** BEGIN Input **
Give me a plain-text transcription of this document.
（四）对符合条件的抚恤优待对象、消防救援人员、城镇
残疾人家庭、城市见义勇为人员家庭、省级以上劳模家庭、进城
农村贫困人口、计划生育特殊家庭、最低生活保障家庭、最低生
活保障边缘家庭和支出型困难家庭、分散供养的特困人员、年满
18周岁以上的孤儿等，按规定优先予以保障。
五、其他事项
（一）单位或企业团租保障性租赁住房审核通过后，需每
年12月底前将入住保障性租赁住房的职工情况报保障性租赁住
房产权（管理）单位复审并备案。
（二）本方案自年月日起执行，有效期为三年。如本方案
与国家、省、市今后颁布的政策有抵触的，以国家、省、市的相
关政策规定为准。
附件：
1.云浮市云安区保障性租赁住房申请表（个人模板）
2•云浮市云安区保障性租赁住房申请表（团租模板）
** END Input **
Written task | Each entry above is to be printed again exactly.

Correct output |
Give me a plain-text transcription of this document.
（四）对符合条件的抚恤优待对象、消防救援人员、城镇
残疾人家庭、城市见义勇为人员家庭、省级以上劳模家庭、进城
农村贫困人口、计划生育特殊家庭、最低生活保障家庭、最低生
活保障边缘家庭和支出型困难家庭、分散供养的特困人员、年满
18周岁以上的孤儿等，按规定优先予以保障。
五、其他事项
（一）单位或企业团租保障性租赁住房审核通过后，需每
年12月底前将入住保障性租赁住房的职工情况报保障性租赁住
房产权（管理）单位复审并备案。
（二）本方案自年月日起执行，有效期为三年。如本方案
与国家、省、市今后颁布的政策有抵触的，以国家、省、市的相
关政策规定为准。
附件：
1.云浮市云安区保障性租赁住房申请表（个人模板）
2•云浮市云安区保障性租赁住房申请表（团租模板）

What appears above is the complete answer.